= Your objective =
Everything in the listing except the pictures should be written out exactly.
----- Given records
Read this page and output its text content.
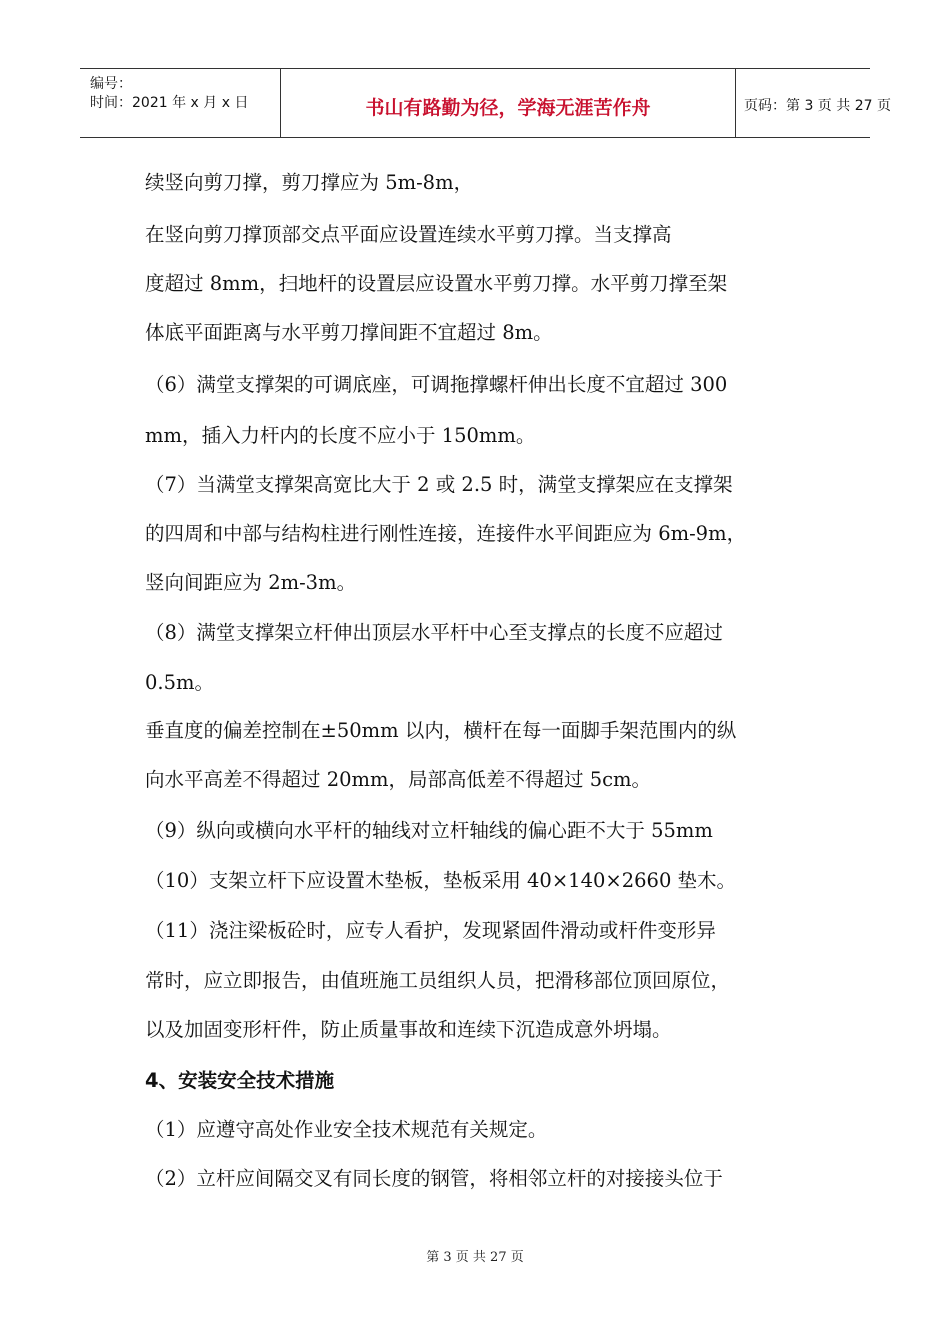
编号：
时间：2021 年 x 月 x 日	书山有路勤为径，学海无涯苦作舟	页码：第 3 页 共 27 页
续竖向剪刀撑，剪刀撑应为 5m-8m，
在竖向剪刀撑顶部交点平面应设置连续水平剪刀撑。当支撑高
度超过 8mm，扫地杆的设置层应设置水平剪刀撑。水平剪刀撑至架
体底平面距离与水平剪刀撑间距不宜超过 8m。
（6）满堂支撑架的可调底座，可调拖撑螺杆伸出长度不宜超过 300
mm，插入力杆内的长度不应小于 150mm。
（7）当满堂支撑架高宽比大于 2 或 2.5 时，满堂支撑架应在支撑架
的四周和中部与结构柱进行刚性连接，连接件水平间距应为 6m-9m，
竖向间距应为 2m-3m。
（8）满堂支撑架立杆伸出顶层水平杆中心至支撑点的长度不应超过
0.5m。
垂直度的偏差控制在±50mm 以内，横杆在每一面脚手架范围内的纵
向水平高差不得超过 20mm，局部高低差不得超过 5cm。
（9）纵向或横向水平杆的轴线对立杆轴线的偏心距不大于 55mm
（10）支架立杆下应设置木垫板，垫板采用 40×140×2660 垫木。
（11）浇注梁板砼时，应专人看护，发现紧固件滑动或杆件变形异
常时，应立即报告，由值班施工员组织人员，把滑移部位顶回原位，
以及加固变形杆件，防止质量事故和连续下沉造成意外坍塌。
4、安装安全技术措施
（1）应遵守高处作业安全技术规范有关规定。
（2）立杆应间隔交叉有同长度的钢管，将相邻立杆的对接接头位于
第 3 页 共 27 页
----------
= Answer =
Read this page and output its text content.
编号：
时间：2021 年 x 月 x 日	书山有路勤为径，学海无涯苦作舟	页码：第 3 页 共 27 页
续竖向剪刀撑，剪刀撑应为 5m-8m，
在竖向剪刀撑顶部交点平面应设置连续水平剪刀撑。当支撑高
度超过 8mm，扫地杆的设置层应设置水平剪刀撑。水平剪刀撑至架
体底平面距离与水平剪刀撑间距不宜超过 8m。
（6）满堂支撑架的可调底座，可调拖撑螺杆伸出长度不宜超过 300
mm，插入力杆内的长度不应小于 150mm。
（7）当满堂支撑架高宽比大于 2 或 2.5 时，满堂支撑架应在支撑架
的四周和中部与结构柱进行刚性连接，连接件水平间距应为 6m-9m，
竖向间距应为 2m-3m。
（8）满堂支撑架立杆伸出顶层水平杆中心至支撑点的长度不应超过
0.5m。
垂直度的偏差控制在±50mm 以内，横杆在每一面脚手架范围内的纵
向水平高差不得超过 20mm，局部高低差不得超过 5cm。
（9）纵向或横向水平杆的轴线对立杆轴线的偏心距不大于 55mm
（10）支架立杆下应设置木垫板，垫板采用 40×140×2660 垫木。
（11）浇注梁板砼时，应专人看护，发现紧固件滑动或杆件变形异
常时，应立即报告，由值班施工员组织人员，把滑移部位顶回原位，
以及加固变形杆件，防止质量事故和连续下沉造成意外坍塌。
4、安装安全技术措施
（1）应遵守高处作业安全技术规范有关规定。
（2）立杆应间隔交叉有同长度的钢管，将相邻立杆的对接接头位于
第 3 页 共 27 页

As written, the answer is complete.